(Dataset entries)
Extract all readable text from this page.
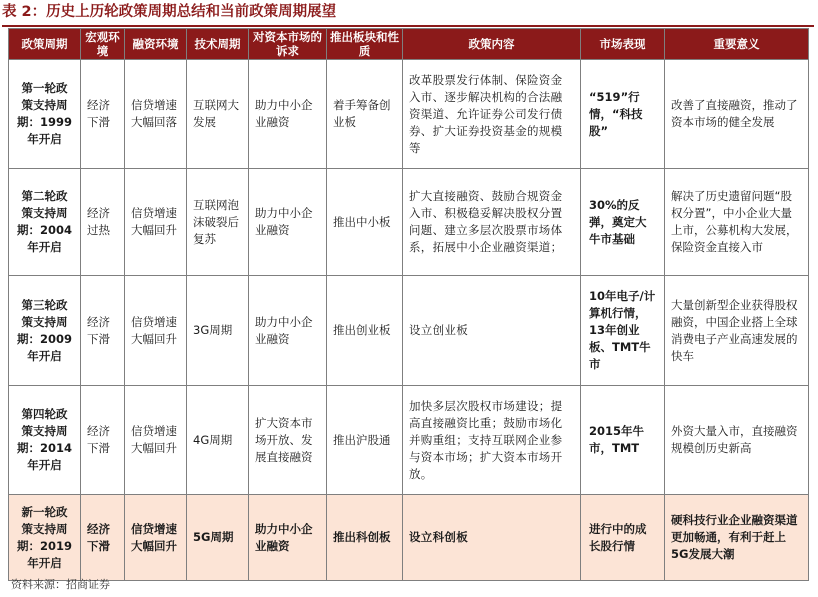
表 2：历史上历轮政策周期总结和当前政策周期展望
政策周期	宏观环境	融资环境	技术周期	对资本市场的诉求	推出板块和性质	政策内容	市场表现	重要意义
第一轮政策支持周期：1999年开启	经济下滑	信贷增速大幅回落	互联网大发展	助力中小企业融资	着手筹备创业板	改革股票发行体制、保险资金入市、逐步解决机构的合法融资渠道、允许证券公司发行债券、扩大证券投资基金的规模等	“519”行情，“科技股”	改善了直接融资，推动了资本市场的健全发展
第二轮政策支持周期：2004年开启	经济过热	信贷增速大幅回升	互联网泡沫破裂后复苏	助力中小企业融资	推出中小板	扩大直接融资、鼓励合规资金入市、积极稳妥解决股权分置问题、建立多层次股票市场体系，拓展中小企业融资渠道；	30%的反弹，奠定大牛市基础	解决了历史遗留问题“股权分置”，中小企业大量上市，公募机构大发展，保险资金直接入市
第三轮政策支持周期：2009年开启	经济下滑	信贷增速大幅回升	3G周期	助力中小企业融资	推出创业板	设立创业板	10年电子/计算机行情，13年创业板、TMT牛市	大量创新型企业获得股权融资，中国企业搭上全球消费电子产业高速发展的快车
第四轮政策支持周期：2014年开启	经济下滑	信贷增速大幅回升	4G周期	扩大资本市场开放、发展直接融资	推出沪股通	加快多层次股权市场建设；提高直接融资比重；鼓励市场化并购重组；支持互联网企业参与资本市场；扩大资本市场开放。	2015年牛市，TMT	外资大量入市，直接融资规模创历史新高
新一轮政策支持周期：2019年开启	经济下滑	信贷增速大幅回升	5G周期	助力中小企业融资	推出科创板	设立科创板	进行中的成长股行情	硬科技行业企业融资渠道更加畅通，有利于赶上5G发展大潮
资料来源：招商证券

- _Set problem_:
Without the pictures, retype the whole of the material above exactly.

- _Task answer_:
Extract all readable text from this page.
表 2：历史上历轮政策周期总结和当前政策周期展望
政策周期	宏观环境	融资环境	技术周期	对资本市场的诉求	推出板块和性质	政策内容	市场表现	重要意义
第一轮政策支持周期：1999年开启	经济下滑	信贷增速大幅回落	互联网大发展	助力中小企业融资	着手筹备创业板	改革股票发行体制、保险资金入市、逐步解决机构的合法融资渠道、允许证券公司发行债券、扩大证券投资基金的规模等	“519”行情，“科技股”	改善了直接融资，推动了资本市场的健全发展
第二轮政策支持周期：2004年开启	经济过热	信贷增速大幅回升	互联网泡沫破裂后复苏	助力中小企业融资	推出中小板	扩大直接融资、鼓励合规资金入市、积极稳妥解决股权分置问题、建立多层次股票市场体系，拓展中小企业融资渠道；	30%的反弹，奠定大牛市基础	解决了历史遗留问题“股权分置”，中小企业大量上市，公募机构大发展，保险资金直接入市
第三轮政策支持周期：2009年开启	经济下滑	信贷增速大幅回升	3G周期	助力中小企业融资	推出创业板	设立创业板	10年电子/计算机行情，13年创业板、TMT牛市	大量创新型企业获得股权融资，中国企业搭上全球消费电子产业高速发展的快车
第四轮政策支持周期：2014年开启	经济下滑	信贷增速大幅回升	4G周期	扩大资本市场开放、发展直接融资	推出沪股通	加快多层次股权市场建设；提高直接融资比重；鼓励市场化并购重组；支持互联网企业参与资本市场；扩大资本市场开放。	2015年牛市，TMT	外资大量入市，直接融资规模创历史新高
新一轮政策支持周期：2019年开启	经济下滑	信贷增速大幅回升	5G周期	助力中小企业融资	推出科创板	设立科创板	进行中的成长股行情	硬科技行业企业融资渠道更加畅通，有利于赶上5G发展大潮
资料来源：招商证券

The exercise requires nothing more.